» **Data excerpts**
--- start ---

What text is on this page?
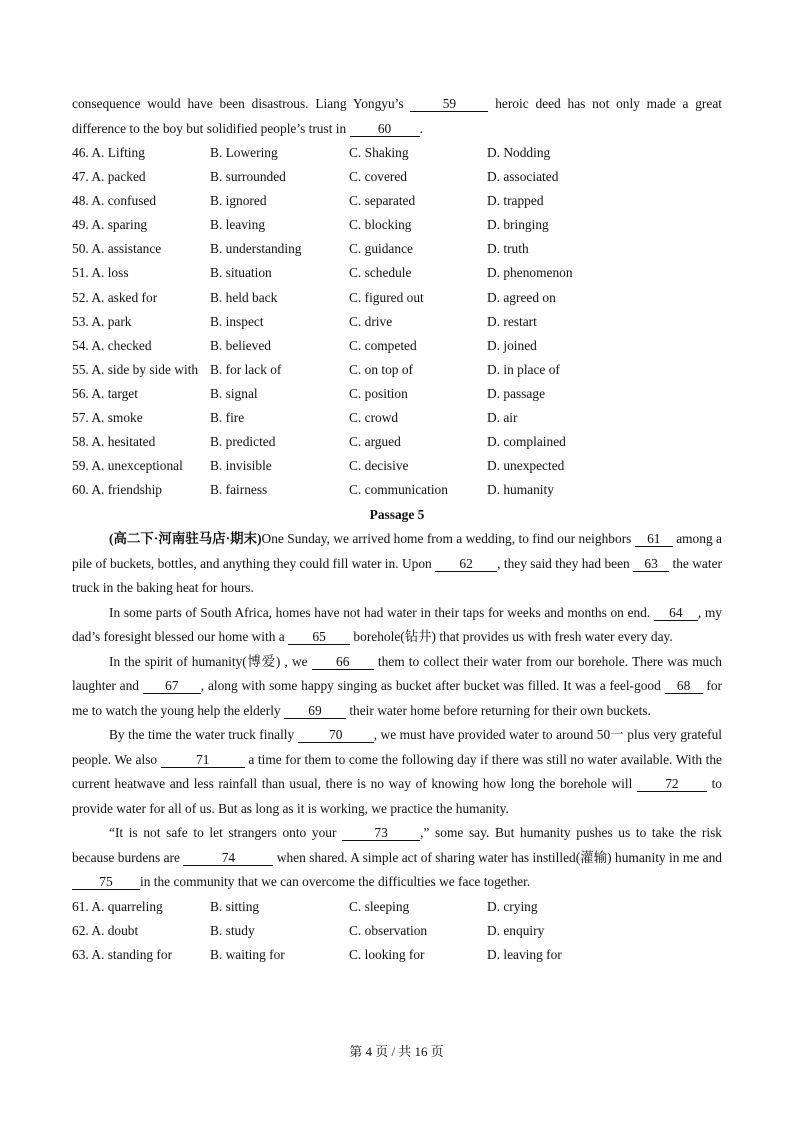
consequence would have been disastrous. Liang Yongyu’s 59 heroic deed has not only made a great difference to the boy but solidified people’s trust in 60 .

46. A. Lifting	B. Lowering	C. Shaking	D. Nodding
47. A. packed	B. surrounded	C. covered	D. associated
48. A. confused	B. ignored	C. separated	D. trapped
49. A. sparing	B. leaving	C. blocking	D. bringing
50. A. assistance	B. understanding	C. guidance	D. truth
51. A. loss	B. situation	C. schedule	D. phenomenon
52. A. asked for	B. held back	C. figured out	D. agreed on
53. A. park	B. inspect	C. drive	D. restart
54. A. checked	B. believed	C. competed	D. joined
55. A. side by side with B. for lack of	C. on top of	D. in place of
56. A. target	B. signal	C. position	D. passage
57. A. smoke	B. fire	C. crowd	D. air
58. A. hesitated	B. predicted	C. argued	D. complained
59. A. unexceptional	B. invisible	C. decisive	D. unexpected
60. A. friendship	B. fairness	C. communication	D. humanity

Passage 5

(高二下·河南驻马店·期末)One Sunday, we arrived home from a wedding, to find our neighbors 61 among a pile of buckets, bottles, and anything they could fill water in. Upon 62 , they said they had been 63 the water truck in the baking heat for hours.

In some parts of South Africa, homes have not had water in their taps for weeks and months on end. 64 , my dad’s foresight blessed our home with a 65 borehole(钻井) that provides us with fresh water every day.

In the spirit of humanity(博爱) , we 66 them to collect their water from our borehole. There was much laughter and 67 , along with some happy singing as bucket after bucket was filled. It was a feel-good 68 for me to watch the young help the elderly 69 their water home before returning for their own buckets.

By the time the water truck finally 70 , we must have provided water to around 50一 plus very grateful people. We also	71	a time for them to come the following day if there was still no water available. With the current heatwave and less rainfall than usual, there is no way of knowing how long the borehole will 72 to provide water for all of us. But as long as it is working, we practice the humanity.

“It is not safe to let strangers onto your 73 ,” some say. But humanity pushes us to take the risk because burdens are	74	when shared. A simple act of sharing water has instilled(灌输) humanity in me and 75 in the community that we can overcome the difficulties we face together.

61. A. quarreling	B. sitting	C. sleeping	D. crying
62. A. doubt	B. study	C. observation	D. enquiry
63. A. standing for	B. waiting for	C. looking for	D. leaving for
第 4 页 / 共 16 页
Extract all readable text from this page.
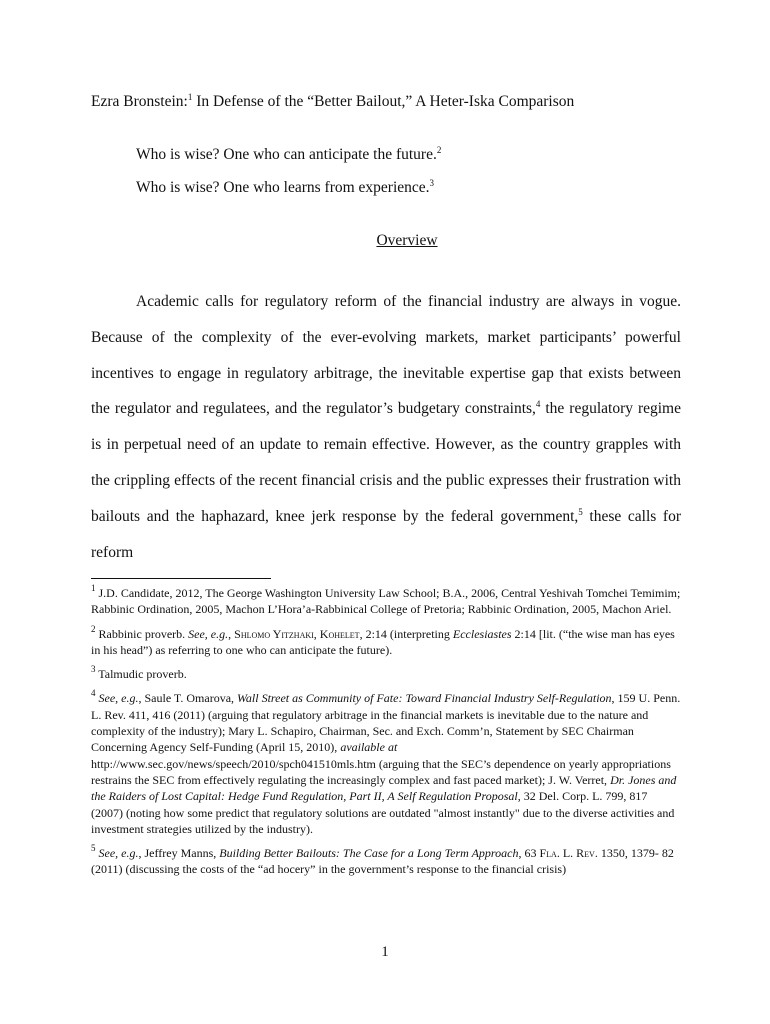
Ezra Bronstein:$^1$ In Defense of the “Better Bailout,” A Heter-Iska Comparison
Who is wise? One who can anticipate the future.$^2$
Who is wise? One who learns from experience.$^3$
Overview
Academic calls for regulatory reform of the financial industry are always in vogue. Because of the complexity of the ever-evolving markets, market participants’ powerful incentives to engage in regulatory arbitrage, the inevitable expertise gap that exists between the regulator and regulatees, and the regulator’s budgetary constraints,$^4$ the regulatory regime is in perpetual need of an update to remain effective. However, as the country grapples with the crippling effects of the recent financial crisis and the public expresses their frustration with bailouts and the haphazard, knee jerk response by the federal government,$^5$ these calls for reform

$^1$ J.D. Candidate, 2012, The George Washington University Law School; B.A., 2006, Central Yeshivah Tomchei Temimim; Rabbinic Ordination, 2005, Machon L’Hora’a-Rabbinical College of Pretoria; Rabbinic Ordination, 2005, Machon Ariel.

$^2$ Rabbinic proverb. See, e.g., Shlomo Yitzhaki, Kohelet, 2:14 (interpreting Ecclesiastes 2:14 [lit. (“the wise man has eyes in his head”) as referring to one who can anticipate the future).

$^3$ Talmudic proverb.

$^4$ See, e.g., Saule T. Omarova, Wall Street as Community of Fate: Toward Financial Industry Self-Regulation, 159 U. Penn. L. Rev. 411, 416 (2011) (arguing that regulatory arbitrage in the financial markets is inevitable due to the nature and complexity of the industry); Mary L. Schapiro, Chairman, Sec. and Exch. Comm’n, Statement by SEC Chairman Concerning Agency Self-Funding (April 15, 2010), available at http://www.sec.gov/news/speech/2010/spch041510mls.htm (arguing that the SEC’s dependence on yearly appropriations restrains the SEC from effectively regulating the increasingly complex and fast paced market); J. W. Verret, Dr. Jones and the Raiders of Lost Capital: Hedge Fund Regulation, Part II, A Self Regulation Proposal, 32 Del. Corp. L. 799, 817 (2007) (noting how some predict that regulatory solutions are outdated "almost instantly" due to the diverse activities and investment strategies utilized by the industry).

$^5$ See, e.g., Jeffrey Manns, Building Better Bailouts: The Case for a Long Term Approach, 63 Fla. L. Rev. 1350, 1379- 82 (2011) (discussing the costs of the “ad hocery” in the government’s response to the financial crisis)

1
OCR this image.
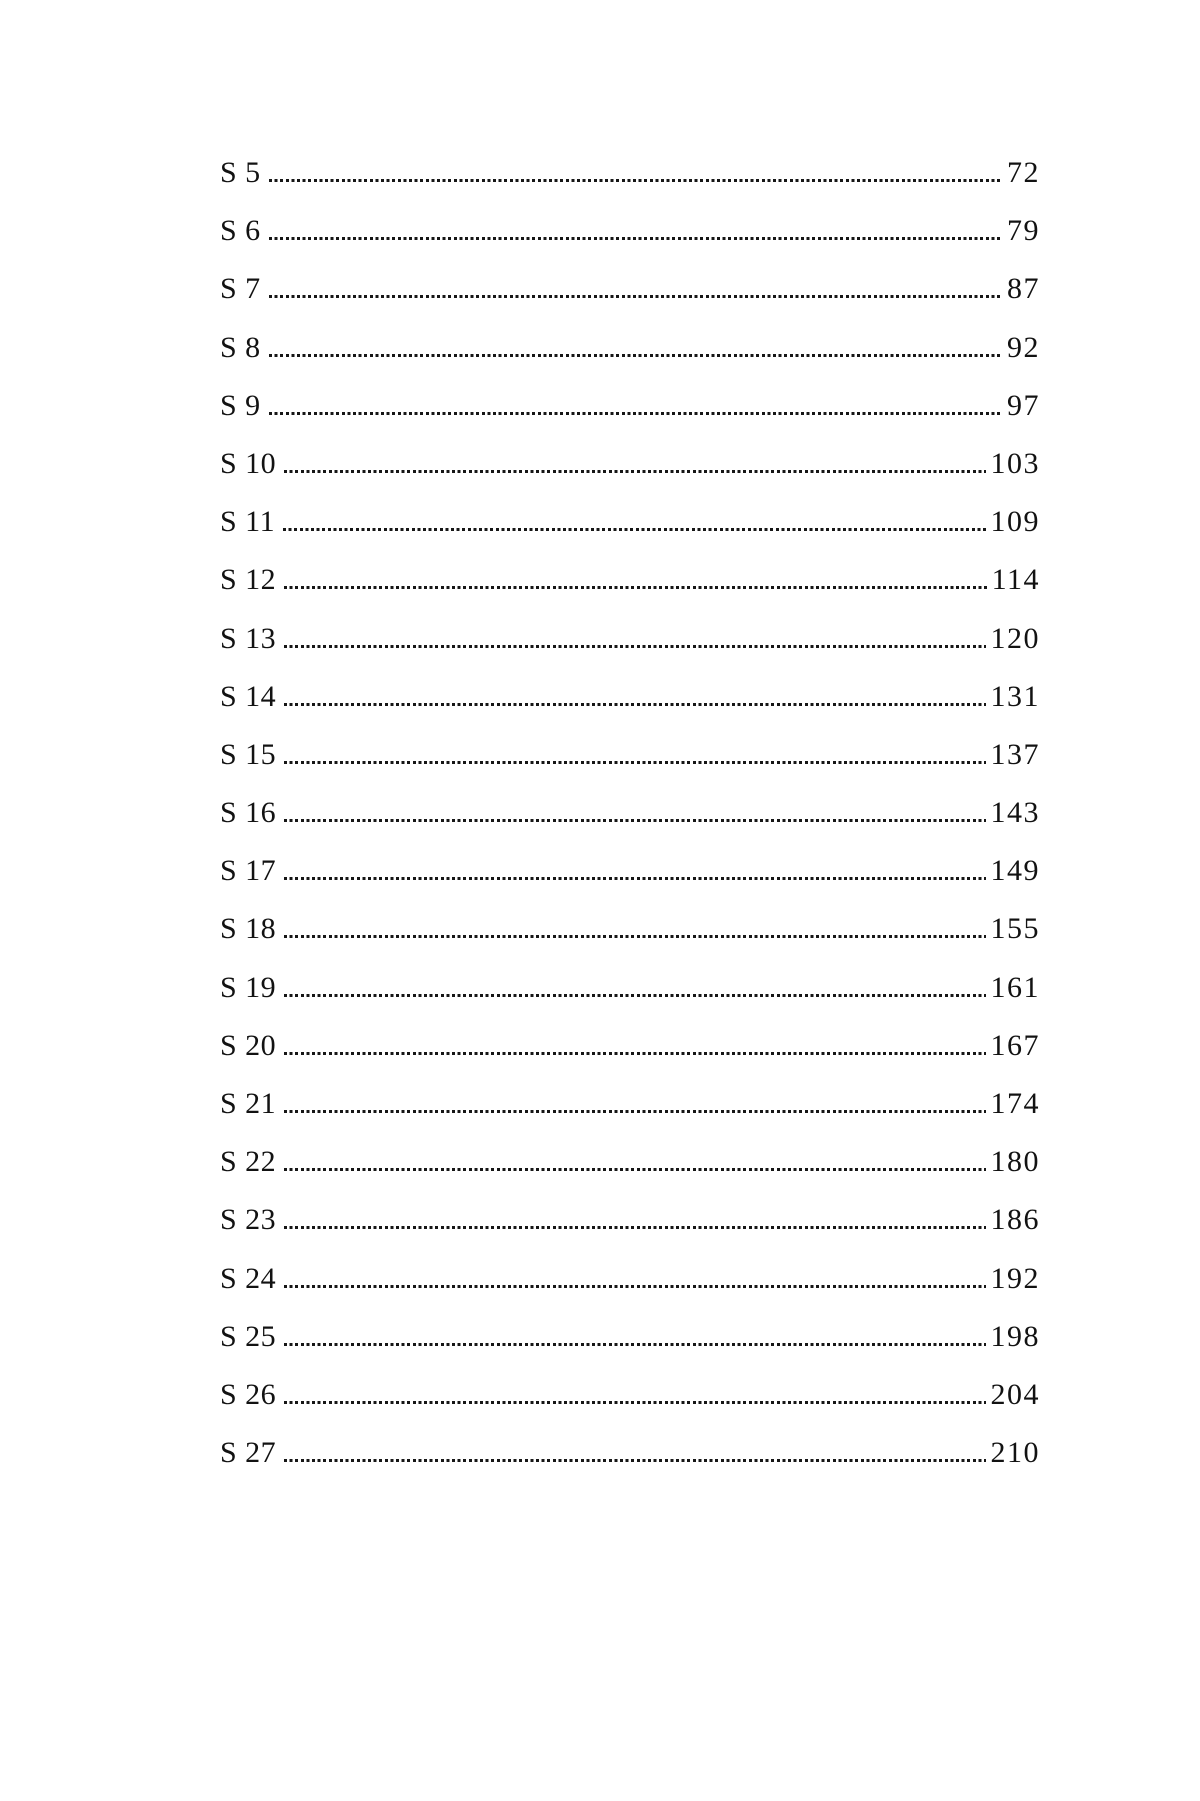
S 5	72
S 6	79
S 7	87
S 8	92
S 9	97
S 10	103
S 11	109
S 12	114
S 13	120
S 14	131
S 15	137
S 16	143
S 17	149
S 18	155
S 19	161
S 20	167
S 21	174
S 22	180
S 23	186
S 24	192
S 25	198
S 26	204
S 27	210
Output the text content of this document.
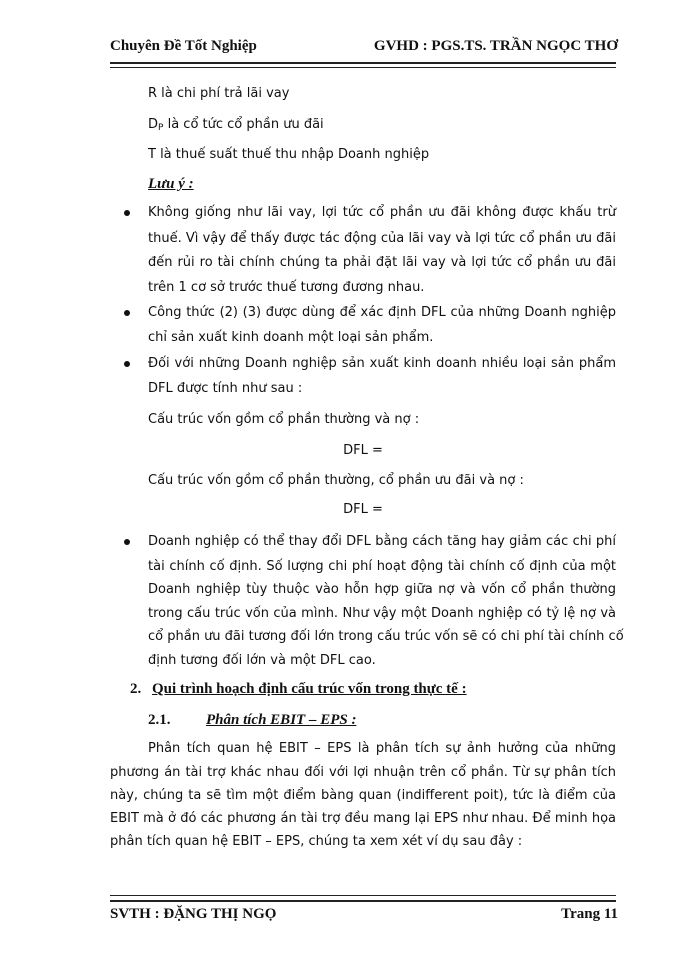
Chuyên Đề Tốt Nghiệp	GVHD : PGS.TS. TRẦN NGỌC THƠ
R là chi phí trả lãi vay
$D_P$ là cổ tức cổ phần ưu đãi
T là thuế suất thuế thu nhập Doanh nghiệp
Lưu ý :
Không giống như lãi vay, lợi tức cổ phần ưu đãi không được khấu trừ
thuế. Vì vậy để thấy được tác động của lãi vay và lợi tức cổ phần ưu đãi
đến rủi ro tài chính chúng ta phải đặt lãi vay và lợi tức cổ phần ưu đãi
trên 1 cơ sở trước thuế tương đương nhau.
Công thức (2) (3) được dùng để xác định DFL của những Doanh nghiệp
chỉ sản xuất kinh doanh một loại sản phẩm.
Đối với những Doanh nghiệp sản xuất kinh doanh nhiều loại sản phẩm
DFL được tính như sau :
Cấu trúc vốn gồm cổ phần thường và nợ :
DFL =
Cấu trúc vốn gồm cổ phần thường, cổ phần ưu đãi và nợ :
DFL =
Doanh nghiệp có thể thay đổi DFL bằng cách tăng hay giảm các chi phí
tài chính cố định. Số lượng chi phí hoạt động tài chính cố định của một
Doanh nghiệp tùy thuộc vào hỗn hợp giữa nợ và vốn cổ phần thường
trong cấu trúc vốn của mình. Như vậy một Doanh nghiệp có tỷ lệ nợ và
cổ phần ưu đãi tương đối lớn trong cấu trúc vốn sẽ có chi phí tài chính cố
định tương đối lớn và một DFL cao.
2. Qui trình hoạch định cấu trúc vốn trong thực tế :
2.1. Phân tích EBIT – EPS :
Phân tích quan hệ EBIT – EPS là phân tích sự ảnh hưởng của những
phương án tài trợ khác nhau đối với lợi nhuận trên cổ phần. Từ sự phân tích
này, chúng ta sẽ tìm một điểm bàng quan (indifferent poit), tức là điểm của
EBIT mà ở đó các phương án tài trợ đều mang lại EPS như nhau. Để minh họa
phân tích quan hệ EBIT – EPS, chúng ta xem xét ví dụ sau đây :
SVTH : ĐẶNG THỊ NGỌ	Trang 11
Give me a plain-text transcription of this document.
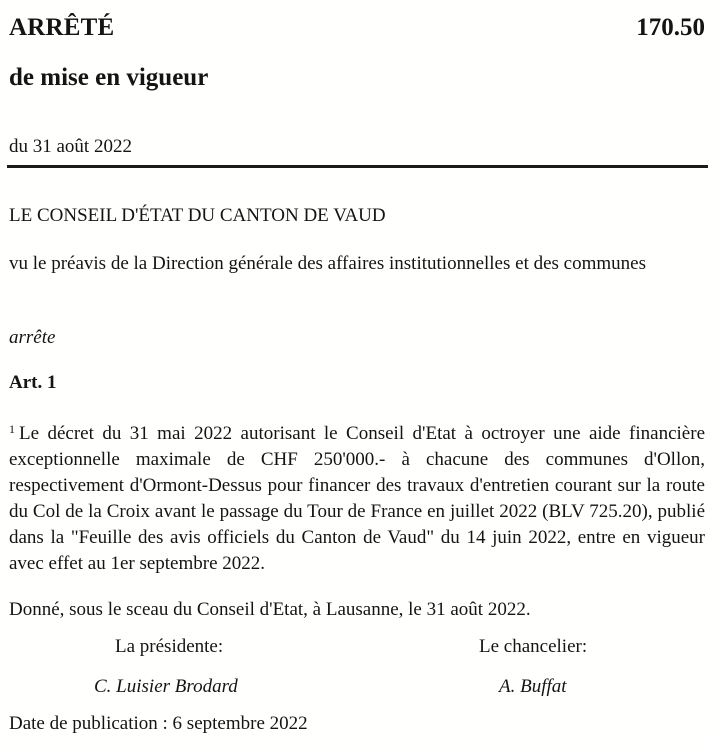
ARRÊTÉ	170.50
de mise en vigueur
du 31 août 2022
LE CONSEIL D'ÉTAT DU CANTON DE VAUD
vu le préavis de la Direction générale des affaires institutionnelles et des communes
arrête
Art. 1

$^1$ Le décret du 31 mai 2022 autorisant le Conseil d'Etat à octroyer une aide financière exceptionnelle maximale de CHF 250'000.- à chacune des communes d'Ollon, respectivement d'Ormont-Dessus pour financer des travaux d'entretien courant sur la route du Col de la Croix avant le passage du Tour de France en juillet 2022 (BLV 725.20), publié dans la "Feuille des avis officiels du Canton de Vaud" du 14 juin 2022, entre en vigueur avec effet au 1er septembre 2022.

Donné, sous le sceau du Conseil d'Etat, à Lausanne, le 31 août 2022.
La présidente:	Le chancelier:
C. Luisier Brodard	A. Buffat
Date de publication : 6 septembre 2022
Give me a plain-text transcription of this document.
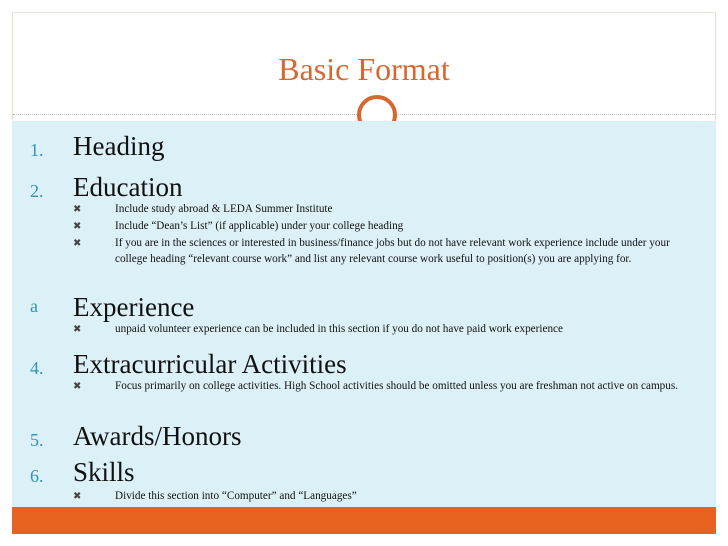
Basic Format
1. Heading
2. Education
✖	Include study abroad & LEDA Summer Institute
✖	Include “Dean’s List” (if applicable) under your college heading
✖	If you are in the sciences or interested in business/finance jobs but do not have relevant work experience include under your college heading “relevant course work” and list any relevant course work useful to position(s) you are applying for.
a Experience
✖	unpaid volunteer experience can be included in this section if you do not have paid work experience
4. Extracurricular Activities
✖	Focus primarily on college activities. High School activities should be omitted unless you are freshman not active on campus.
5. Awards/Honors
6. Skills
✖	Divide this section into “Computer” and “Languages”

--- end ---

» **BRIEF**
Scan the data above and copy every line with "xuất" in it.

» **ANSWER TO THE EXERCISE**
chỉ sản xuất kinh doanh một loại sản phẩm.
Đối với những Doanh nghiệp sản xuất kinh doanh nhiều loại sản phẩm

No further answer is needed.